Record list

▼

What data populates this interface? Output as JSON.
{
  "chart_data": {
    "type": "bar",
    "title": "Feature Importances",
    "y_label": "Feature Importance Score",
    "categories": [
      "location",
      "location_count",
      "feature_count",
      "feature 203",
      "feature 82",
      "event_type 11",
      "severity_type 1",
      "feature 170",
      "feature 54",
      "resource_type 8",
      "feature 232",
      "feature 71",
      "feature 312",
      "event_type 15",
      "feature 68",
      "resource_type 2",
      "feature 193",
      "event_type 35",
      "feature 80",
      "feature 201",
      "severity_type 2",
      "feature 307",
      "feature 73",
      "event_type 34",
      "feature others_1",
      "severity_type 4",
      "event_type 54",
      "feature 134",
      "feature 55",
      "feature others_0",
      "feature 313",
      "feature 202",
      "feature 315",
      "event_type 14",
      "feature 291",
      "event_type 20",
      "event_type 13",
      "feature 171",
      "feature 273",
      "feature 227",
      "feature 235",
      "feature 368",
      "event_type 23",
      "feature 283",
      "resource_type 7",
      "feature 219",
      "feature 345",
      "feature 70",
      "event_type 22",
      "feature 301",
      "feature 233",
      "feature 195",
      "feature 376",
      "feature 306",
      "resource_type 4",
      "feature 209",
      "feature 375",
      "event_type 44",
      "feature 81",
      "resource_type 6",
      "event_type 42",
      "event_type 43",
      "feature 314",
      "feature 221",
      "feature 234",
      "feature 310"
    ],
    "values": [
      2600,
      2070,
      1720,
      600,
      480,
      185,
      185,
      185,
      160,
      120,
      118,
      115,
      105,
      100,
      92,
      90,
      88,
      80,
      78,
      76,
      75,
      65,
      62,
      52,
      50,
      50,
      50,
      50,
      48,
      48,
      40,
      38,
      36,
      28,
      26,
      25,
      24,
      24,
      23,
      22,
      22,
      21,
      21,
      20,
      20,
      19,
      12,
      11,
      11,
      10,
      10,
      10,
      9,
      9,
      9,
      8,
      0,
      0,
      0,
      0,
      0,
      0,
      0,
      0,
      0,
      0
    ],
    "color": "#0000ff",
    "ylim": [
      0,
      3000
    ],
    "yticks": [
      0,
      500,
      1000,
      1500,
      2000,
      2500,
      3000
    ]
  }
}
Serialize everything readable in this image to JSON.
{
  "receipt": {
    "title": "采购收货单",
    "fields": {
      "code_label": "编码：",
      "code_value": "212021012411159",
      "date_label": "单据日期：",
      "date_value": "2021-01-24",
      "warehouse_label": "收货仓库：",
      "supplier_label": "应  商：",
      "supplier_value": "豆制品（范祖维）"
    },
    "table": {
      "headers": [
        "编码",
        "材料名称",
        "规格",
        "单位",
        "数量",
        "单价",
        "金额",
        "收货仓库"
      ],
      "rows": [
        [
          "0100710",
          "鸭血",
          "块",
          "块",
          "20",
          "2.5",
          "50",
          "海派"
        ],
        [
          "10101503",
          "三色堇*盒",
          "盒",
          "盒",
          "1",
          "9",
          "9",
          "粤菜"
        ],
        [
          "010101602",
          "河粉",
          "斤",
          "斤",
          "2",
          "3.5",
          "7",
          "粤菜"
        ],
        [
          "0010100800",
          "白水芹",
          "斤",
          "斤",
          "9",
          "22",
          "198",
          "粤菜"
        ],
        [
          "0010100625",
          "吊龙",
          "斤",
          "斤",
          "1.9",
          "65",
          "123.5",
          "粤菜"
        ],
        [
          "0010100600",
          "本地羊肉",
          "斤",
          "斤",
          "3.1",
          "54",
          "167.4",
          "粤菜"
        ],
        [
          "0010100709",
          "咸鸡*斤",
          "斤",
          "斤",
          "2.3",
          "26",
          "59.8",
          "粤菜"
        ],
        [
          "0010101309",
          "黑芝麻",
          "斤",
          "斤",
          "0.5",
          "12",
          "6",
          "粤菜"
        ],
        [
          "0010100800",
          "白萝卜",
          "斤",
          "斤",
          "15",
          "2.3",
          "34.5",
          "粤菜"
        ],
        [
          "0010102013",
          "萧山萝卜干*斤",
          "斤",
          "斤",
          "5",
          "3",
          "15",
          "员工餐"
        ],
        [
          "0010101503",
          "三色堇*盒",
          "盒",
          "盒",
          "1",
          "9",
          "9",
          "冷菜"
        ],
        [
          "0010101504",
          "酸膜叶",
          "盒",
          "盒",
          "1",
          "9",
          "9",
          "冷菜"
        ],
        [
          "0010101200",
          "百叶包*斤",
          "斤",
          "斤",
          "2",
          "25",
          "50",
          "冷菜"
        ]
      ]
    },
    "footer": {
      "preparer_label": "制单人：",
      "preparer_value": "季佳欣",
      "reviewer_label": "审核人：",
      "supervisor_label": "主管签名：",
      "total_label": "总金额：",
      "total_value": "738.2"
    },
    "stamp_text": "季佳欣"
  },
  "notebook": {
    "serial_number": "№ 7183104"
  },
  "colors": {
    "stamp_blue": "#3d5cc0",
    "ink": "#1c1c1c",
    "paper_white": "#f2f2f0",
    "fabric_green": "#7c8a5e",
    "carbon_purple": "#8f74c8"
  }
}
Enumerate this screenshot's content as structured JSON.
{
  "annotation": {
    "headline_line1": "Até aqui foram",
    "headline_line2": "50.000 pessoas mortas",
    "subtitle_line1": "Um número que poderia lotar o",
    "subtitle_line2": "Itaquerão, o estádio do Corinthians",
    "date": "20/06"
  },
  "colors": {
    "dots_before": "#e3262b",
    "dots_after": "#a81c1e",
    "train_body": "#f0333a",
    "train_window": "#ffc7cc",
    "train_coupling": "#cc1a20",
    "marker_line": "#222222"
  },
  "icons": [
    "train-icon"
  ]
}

▲

What the task requires
Exactly as shown, repeat every record.

Result of the exercise
What data populates this interface? Output as JSON.
{
  "chart_data": {
    "type": "bar",
    "title": "Feature Importances",
    "y_label": "Feature Importance Score",
    "categories": [
      "location",
      "location_count",
      "feature_count",
      "feature 203",
      "feature 82",
      "event_type 11",
      "severity_type 1",
      "feature 170",
      "feature 54",
      "resource_type 8",
      "feature 232",
      "feature 71",
      "feature 312",
      "event_type 15",
      "feature 68",
      "resource_type 2",
      "feature 193",
      "event_type 35",
      "feature 80",
      "feature 201",
      "severity_type 2",
      "feature 307",
      "feature 73",
      "event_type 34",
      "feature others_1",
      "severity_type 4",
      "event_type 54",
      "feature 134",
      "feature 55",
      "feature others_0",
      "feature 313",
      "feature 202",
      "feature 315",
      "event_type 14",
      "feature 291",
      "event_type 20",
      "event_type 13",
      "feature 171",
      "feature 273",
      "feature 227",
      "feature 235",
      "feature 368",
      "event_type 23",
      "feature 283",
      "resource_type 7",
      "feature 219",
      "feature 345",
      "feature 70",
      "event_type 22",
      "feature 301",
      "feature 233",
      "feature 195",
      "feature 376",
      "feature 306",
      "resource_type 4",
      "feature 209",
      "feature 375",
      "event_type 44",
      "feature 81",
      "resource_type 6",
      "event_type 42",
      "event_type 43",
      "feature 314",
      "feature 221",
      "feature 234",
      "feature 310"
    ],
    "values": [
      2600,
      2070,
      1720,
      600,
      480,
      185,
      185,
      185,
      160,
      120,
      118,
      115,
      105,
      100,
      92,
      90,
      88,
      80,
      78,
      76,
      75,
      65,
      62,
      52,
      50,
      50,
      50,
      50,
      48,
      48,
      40,
      38,
      36,
      28,
      26,
      25,
      24,
      24,
      23,
      22,
      22,
      21,
      21,
      20,
      20,
      19,
      12,
      11,
      11,
      10,
      10,
      10,
      9,
      9,
      9,
      8,
      0,
      0,
      0,
      0,
      0,
      0,
      0,
      0,
      0,
      0
    ],
    "color": "#0000ff",
    "ylim": [
      0,
      3000
    ],
    "yticks": [
      0,
      500,
      1000,
      1500,
      2000,
      2500,
      3000
    ]
  }
}
Serialize everything readable in this image to JSON.
{
  "receipt": {
    "title": "采购收货单",
    "fields": {
      "code_label": "编码：",
      "code_value": "212021012411159",
      "date_label": "单据日期：",
      "date_value": "2021-01-24",
      "warehouse_label": "收货仓库：",
      "supplier_label": "应  商：",
      "supplier_value": "豆制品（范祖维）"
    },
    "table": {
      "headers": [
        "编码",
        "材料名称",
        "规格",
        "单位",
        "数量",
        "单价",
        "金额",
        "收货仓库"
      ],
      "rows": [
        [
          "0100710",
          "鸭血",
          "块",
          "块",
          "20",
          "2.5",
          "50",
          "海派"
        ],
        [
          "10101503",
          "三色堇*盒",
          "盒",
          "盒",
          "1",
          "9",
          "9",
          "粤菜"
        ],
        [
          "010101602",
          "河粉",
          "斤",
          "斤",
          "2",
          "3.5",
          "7",
          "粤菜"
        ],
        [
          "0010100800",
          "白水芹",
          "斤",
          "斤",
          "9",
          "22",
          "198",
          "粤菜"
        ],
        [
          "0010100625",
          "吊龙",
          "斤",
          "斤",
          "1.9",
          "65",
          "123.5",
          "粤菜"
        ],
        [
          "0010100600",
          "本地羊肉",
          "斤",
          "斤",
          "3.1",
          "54",
          "167.4",
          "粤菜"
        ],
        [
          "0010100709",
          "咸鸡*斤",
          "斤",
          "斤",
          "2.3",
          "26",
          "59.8",
          "粤菜"
        ],
        [
          "0010101309",
          "黑芝麻",
          "斤",
          "斤",
          "0.5",
          "12",
          "6",
          "粤菜"
        ],
        [
          "0010100800",
          "白萝卜",
          "斤",
          "斤",
          "15",
          "2.3",
          "34.5",
          "粤菜"
        ],
        [
          "0010102013",
          "萧山萝卜干*斤",
          "斤",
          "斤",
          "5",
          "3",
          "15",
          "员工餐"
        ],
        [
          "0010101503",
          "三色堇*盒",
          "盒",
          "盒",
          "1",
          "9",
          "9",
          "冷菜"
        ],
        [
          "0010101504",
          "酸膜叶",
          "盒",
          "盒",
          "1",
          "9",
          "9",
          "冷菜"
        ],
        [
          "0010101200",
          "百叶包*斤",
          "斤",
          "斤",
          "2",
          "25",
          "50",
          "冷菜"
        ]
      ]
    },
    "footer": {
      "preparer_label": "制单人：",
      "preparer_value": "季佳欣",
      "reviewer_label": "审核人：",
      "supervisor_label": "主管签名：",
      "total_label": "总金额：",
      "total_value": "738.2"
    },
    "stamp_text": "季佳欣"
  },
  "notebook": {
    "serial_number": "№ 7183104"
  },
  "colors": {
    "stamp_blue": "#3d5cc0",
    "ink": "#1c1c1c",
    "paper_white": "#f2f2f0",
    "fabric_green": "#7c8a5e",
    "carbon_purple": "#8f74c8"
  }
}
Enumerate this screenshot's content as structured JSON.
{
  "annotation": {
    "headline_line1": "Até aqui foram",
    "headline_line2": "50.000 pessoas mortas",
    "subtitle_line1": "Um número que poderia lotar o",
    "subtitle_line2": "Itaquerão, o estádio do Corinthians",
    "date": "20/06"
  },
  "colors": {
    "dots_before": "#e3262b",
    "dots_after": "#a81c1e",
    "train_body": "#f0333a",
    "train_window": "#ffc7cc",
    "train_coupling": "#cc1a20",
    "marker_line": "#222222"
  },
  "icons": [
    "train-icon"
  ]
}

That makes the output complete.